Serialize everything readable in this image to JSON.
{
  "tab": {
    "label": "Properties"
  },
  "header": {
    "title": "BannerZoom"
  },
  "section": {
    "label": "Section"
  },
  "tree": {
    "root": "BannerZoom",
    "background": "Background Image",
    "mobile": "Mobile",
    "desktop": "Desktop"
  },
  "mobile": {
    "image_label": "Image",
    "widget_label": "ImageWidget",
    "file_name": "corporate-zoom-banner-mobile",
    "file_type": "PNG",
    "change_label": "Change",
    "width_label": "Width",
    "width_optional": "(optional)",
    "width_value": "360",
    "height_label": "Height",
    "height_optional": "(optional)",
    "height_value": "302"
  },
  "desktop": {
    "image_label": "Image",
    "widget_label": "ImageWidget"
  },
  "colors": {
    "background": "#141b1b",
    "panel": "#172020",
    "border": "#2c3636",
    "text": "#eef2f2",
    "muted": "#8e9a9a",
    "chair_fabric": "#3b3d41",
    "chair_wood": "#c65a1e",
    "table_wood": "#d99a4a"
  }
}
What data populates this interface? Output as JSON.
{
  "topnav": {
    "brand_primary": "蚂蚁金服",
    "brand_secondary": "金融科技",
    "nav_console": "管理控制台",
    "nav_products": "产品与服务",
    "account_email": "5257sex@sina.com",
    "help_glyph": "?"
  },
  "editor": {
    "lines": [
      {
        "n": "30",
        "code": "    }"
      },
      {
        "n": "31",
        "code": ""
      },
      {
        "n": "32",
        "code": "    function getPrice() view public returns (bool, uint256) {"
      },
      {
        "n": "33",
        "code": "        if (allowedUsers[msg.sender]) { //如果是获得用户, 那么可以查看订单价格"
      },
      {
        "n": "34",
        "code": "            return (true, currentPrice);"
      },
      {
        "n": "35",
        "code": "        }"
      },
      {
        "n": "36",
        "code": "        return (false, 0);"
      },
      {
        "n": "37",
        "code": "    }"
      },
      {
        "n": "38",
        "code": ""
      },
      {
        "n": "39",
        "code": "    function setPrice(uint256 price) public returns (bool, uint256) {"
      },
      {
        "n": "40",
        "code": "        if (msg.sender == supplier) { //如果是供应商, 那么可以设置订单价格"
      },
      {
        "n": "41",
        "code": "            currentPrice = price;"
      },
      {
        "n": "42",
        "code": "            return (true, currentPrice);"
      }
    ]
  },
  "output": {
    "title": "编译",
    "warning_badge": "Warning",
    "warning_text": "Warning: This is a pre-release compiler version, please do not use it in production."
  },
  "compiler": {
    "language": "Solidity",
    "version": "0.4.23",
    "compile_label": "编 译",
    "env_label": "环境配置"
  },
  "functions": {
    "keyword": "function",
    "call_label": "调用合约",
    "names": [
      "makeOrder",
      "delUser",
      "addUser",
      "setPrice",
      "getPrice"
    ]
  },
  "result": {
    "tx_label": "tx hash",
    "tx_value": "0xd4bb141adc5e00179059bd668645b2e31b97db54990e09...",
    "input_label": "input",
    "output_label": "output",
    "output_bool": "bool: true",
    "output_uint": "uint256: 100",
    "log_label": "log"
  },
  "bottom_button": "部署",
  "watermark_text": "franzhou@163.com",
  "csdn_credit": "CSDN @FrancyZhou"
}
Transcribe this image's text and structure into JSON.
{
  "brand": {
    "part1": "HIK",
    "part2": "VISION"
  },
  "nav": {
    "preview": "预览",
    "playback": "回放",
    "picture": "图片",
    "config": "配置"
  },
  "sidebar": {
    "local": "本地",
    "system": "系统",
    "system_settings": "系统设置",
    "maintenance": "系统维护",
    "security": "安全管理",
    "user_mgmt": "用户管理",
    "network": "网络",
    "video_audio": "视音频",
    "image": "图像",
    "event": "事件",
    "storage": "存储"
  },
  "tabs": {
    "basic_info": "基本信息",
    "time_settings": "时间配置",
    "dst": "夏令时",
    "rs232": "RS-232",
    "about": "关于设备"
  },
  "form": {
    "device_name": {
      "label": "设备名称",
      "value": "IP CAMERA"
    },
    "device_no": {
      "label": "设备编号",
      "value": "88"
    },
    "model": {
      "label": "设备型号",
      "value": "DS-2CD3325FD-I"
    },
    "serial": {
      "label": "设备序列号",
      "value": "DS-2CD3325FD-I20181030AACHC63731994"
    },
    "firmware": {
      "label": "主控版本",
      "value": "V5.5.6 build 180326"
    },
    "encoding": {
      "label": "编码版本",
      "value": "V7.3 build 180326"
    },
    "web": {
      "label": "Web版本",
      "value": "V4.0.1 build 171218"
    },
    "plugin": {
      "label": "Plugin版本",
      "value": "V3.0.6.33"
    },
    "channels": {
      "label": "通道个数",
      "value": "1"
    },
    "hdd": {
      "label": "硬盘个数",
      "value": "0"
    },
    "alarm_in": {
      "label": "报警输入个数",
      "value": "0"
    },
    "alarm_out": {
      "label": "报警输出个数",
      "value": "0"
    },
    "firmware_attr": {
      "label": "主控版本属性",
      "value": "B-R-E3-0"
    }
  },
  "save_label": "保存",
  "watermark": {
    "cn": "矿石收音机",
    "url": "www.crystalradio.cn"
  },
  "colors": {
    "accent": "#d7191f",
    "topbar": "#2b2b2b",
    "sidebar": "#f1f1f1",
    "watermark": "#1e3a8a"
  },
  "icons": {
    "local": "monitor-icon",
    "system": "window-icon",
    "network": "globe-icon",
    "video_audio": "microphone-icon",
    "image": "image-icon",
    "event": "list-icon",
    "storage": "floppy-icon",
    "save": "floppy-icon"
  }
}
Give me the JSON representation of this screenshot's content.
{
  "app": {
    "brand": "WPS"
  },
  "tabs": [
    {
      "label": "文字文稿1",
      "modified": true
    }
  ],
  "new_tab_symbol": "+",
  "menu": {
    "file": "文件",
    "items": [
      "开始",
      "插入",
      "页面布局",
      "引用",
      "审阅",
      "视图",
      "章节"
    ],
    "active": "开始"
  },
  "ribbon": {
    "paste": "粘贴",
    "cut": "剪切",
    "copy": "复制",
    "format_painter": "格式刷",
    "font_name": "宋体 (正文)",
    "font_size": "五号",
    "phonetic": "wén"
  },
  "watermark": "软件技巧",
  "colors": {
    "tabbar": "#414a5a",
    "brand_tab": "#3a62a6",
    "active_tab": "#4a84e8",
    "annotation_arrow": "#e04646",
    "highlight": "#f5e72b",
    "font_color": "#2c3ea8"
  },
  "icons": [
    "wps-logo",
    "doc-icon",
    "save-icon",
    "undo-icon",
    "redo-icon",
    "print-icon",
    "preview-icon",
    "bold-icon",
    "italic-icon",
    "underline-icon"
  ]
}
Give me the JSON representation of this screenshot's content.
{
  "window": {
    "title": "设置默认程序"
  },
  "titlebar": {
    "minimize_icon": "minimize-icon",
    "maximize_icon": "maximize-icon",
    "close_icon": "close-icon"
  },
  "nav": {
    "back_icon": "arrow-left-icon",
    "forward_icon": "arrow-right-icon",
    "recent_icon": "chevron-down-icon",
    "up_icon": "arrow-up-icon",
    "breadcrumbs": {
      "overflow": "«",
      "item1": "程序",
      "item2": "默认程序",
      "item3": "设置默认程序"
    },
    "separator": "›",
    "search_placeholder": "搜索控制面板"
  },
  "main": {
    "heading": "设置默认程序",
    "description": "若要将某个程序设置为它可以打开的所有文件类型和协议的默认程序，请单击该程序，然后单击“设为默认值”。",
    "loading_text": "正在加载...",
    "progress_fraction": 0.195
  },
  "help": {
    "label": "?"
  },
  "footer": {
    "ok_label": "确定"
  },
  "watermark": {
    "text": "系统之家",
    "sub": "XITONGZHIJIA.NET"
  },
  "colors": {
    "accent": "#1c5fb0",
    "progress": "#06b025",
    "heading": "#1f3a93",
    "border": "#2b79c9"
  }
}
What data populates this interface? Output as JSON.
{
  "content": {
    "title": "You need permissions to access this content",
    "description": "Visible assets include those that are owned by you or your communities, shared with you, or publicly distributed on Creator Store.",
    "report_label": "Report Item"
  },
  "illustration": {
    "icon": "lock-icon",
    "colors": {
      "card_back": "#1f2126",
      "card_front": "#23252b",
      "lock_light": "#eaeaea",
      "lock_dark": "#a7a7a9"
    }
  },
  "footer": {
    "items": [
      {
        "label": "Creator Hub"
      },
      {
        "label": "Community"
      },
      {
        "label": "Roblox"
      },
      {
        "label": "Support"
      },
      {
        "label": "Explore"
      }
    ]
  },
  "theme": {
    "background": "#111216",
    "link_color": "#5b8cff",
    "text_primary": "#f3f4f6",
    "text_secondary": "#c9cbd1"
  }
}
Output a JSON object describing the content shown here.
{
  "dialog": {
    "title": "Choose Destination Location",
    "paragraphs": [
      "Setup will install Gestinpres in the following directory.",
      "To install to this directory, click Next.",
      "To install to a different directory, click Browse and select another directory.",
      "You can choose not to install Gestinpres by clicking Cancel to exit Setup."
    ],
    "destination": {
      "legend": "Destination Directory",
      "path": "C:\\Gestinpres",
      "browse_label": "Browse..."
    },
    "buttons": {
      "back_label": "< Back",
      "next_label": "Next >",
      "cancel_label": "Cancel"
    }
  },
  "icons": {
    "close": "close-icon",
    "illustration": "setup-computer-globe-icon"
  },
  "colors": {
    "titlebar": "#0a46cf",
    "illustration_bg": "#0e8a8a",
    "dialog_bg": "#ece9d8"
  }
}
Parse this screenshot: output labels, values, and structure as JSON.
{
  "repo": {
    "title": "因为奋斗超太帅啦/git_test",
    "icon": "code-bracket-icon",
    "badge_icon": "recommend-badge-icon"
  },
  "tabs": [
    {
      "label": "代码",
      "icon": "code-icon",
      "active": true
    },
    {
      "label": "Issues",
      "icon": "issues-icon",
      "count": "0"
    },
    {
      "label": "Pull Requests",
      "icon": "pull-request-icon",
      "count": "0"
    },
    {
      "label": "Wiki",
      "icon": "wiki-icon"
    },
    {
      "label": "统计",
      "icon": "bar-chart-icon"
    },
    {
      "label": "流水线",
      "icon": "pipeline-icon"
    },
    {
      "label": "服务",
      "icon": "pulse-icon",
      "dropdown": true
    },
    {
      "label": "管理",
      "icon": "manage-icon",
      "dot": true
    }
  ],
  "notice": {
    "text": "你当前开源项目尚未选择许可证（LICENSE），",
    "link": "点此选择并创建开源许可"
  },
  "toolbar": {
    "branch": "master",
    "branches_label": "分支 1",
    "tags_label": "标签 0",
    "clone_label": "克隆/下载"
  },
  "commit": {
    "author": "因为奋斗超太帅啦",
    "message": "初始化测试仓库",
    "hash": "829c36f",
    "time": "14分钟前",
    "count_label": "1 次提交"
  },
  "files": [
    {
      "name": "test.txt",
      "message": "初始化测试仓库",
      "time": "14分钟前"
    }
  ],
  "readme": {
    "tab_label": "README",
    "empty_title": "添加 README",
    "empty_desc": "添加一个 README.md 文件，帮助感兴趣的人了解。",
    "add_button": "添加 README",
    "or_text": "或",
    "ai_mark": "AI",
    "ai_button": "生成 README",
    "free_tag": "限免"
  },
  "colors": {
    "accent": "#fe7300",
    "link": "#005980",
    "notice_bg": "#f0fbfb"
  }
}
┄┄┄┄┄┄┄┄┄┄┄┄┄┄┄┄┄┄┄┄
Exercise requirements
Return all the lines that contain the string "设置默认程序".

Answer for this exercise
    "title": "设置默认程序"
      "item3": "设置默认程序"
    "heading": "设置默认程序",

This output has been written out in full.